((

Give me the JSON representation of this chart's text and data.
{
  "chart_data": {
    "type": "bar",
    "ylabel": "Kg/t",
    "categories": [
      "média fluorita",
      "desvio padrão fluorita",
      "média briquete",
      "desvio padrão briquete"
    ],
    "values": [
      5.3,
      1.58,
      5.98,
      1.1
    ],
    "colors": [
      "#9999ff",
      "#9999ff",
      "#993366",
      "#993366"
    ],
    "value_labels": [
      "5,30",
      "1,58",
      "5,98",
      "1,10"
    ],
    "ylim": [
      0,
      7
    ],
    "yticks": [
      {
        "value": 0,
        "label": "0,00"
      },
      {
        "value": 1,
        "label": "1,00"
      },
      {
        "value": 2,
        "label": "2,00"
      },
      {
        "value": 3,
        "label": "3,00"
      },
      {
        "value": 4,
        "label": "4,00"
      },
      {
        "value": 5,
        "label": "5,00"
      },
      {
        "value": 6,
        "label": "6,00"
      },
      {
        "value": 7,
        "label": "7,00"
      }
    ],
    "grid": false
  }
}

))

◆ **Directions for this task**
Work out how many lines of the listing above include the word "fluorita". Report only the number.

◆ **Completed exercise**
2